— start GIVEN RECORDS —

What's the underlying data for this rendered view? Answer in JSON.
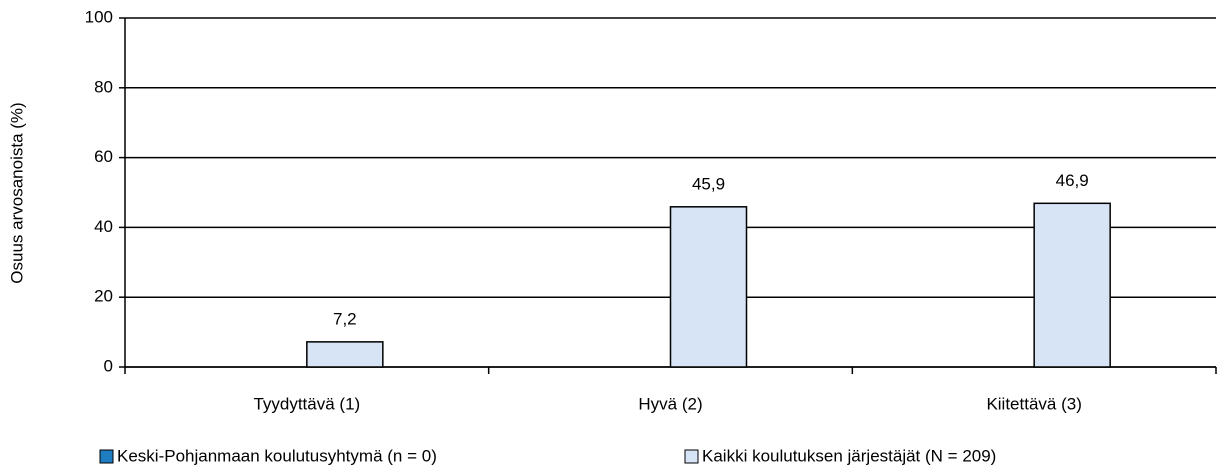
{
  "chart_data": {
    "type": "bar",
    "y_label": "Osuus arvosanoista (%)",
    "categories": [
      "Tyydyttävä (1)",
      "Hyvä (2)",
      "Kiitettävä (3)"
    ],
    "series": [
      {
        "name": "Keski-Pohjanmaan koulutusyhtymä (n = 0)",
        "color": "#1f7ec2",
        "values": [
          null,
          null,
          null
        ]
      },
      {
        "name": "Kaikki koulutuksen järjestäjät (N = 209)",
        "color": "#d7e4f6",
        "values": [
          7.2,
          45.9,
          46.9
        ],
        "value_labels": [
          "7,2",
          "45,9",
          "46,9"
        ]
      }
    ],
    "ylim": [
      0,
      100
    ],
    "yticks": [
      0,
      20,
      40,
      60,
      80,
      100
    ],
    "grid": true
  }
}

— end GIVEN RECORDS —

#### CHALLENGE
Transcribe every entry word for word, but skip the pictures.

#### COMPLETE ANSWER
What's the underlying data for this rendered view? Answer in JSON.
{
  "chart_data": {
    "type": "bar",
    "y_label": "Osuus arvosanoista (%)",
    "categories": [
      "Tyydyttävä (1)",
      "Hyvä (2)",
      "Kiitettävä (3)"
    ],
    "series": [
      {
        "name": "Keski-Pohjanmaan koulutusyhtymä (n = 0)",
        "color": "#1f7ec2",
        "values": [
          null,
          null,
          null
        ]
      },
      {
        "name": "Kaikki koulutuksen järjestäjät (N = 209)",
        "color": "#d7e4f6",
        "values": [
          7.2,
          45.9,
          46.9
        ],
        "value_labels": [
          "7,2",
          "45,9",
          "46,9"
        ]
      }
    ],
    "ylim": [
      0,
      100
    ],
    "yticks": [
      0,
      20,
      40,
      60,
      80,
      100
    ],
    "grid": true
  }
}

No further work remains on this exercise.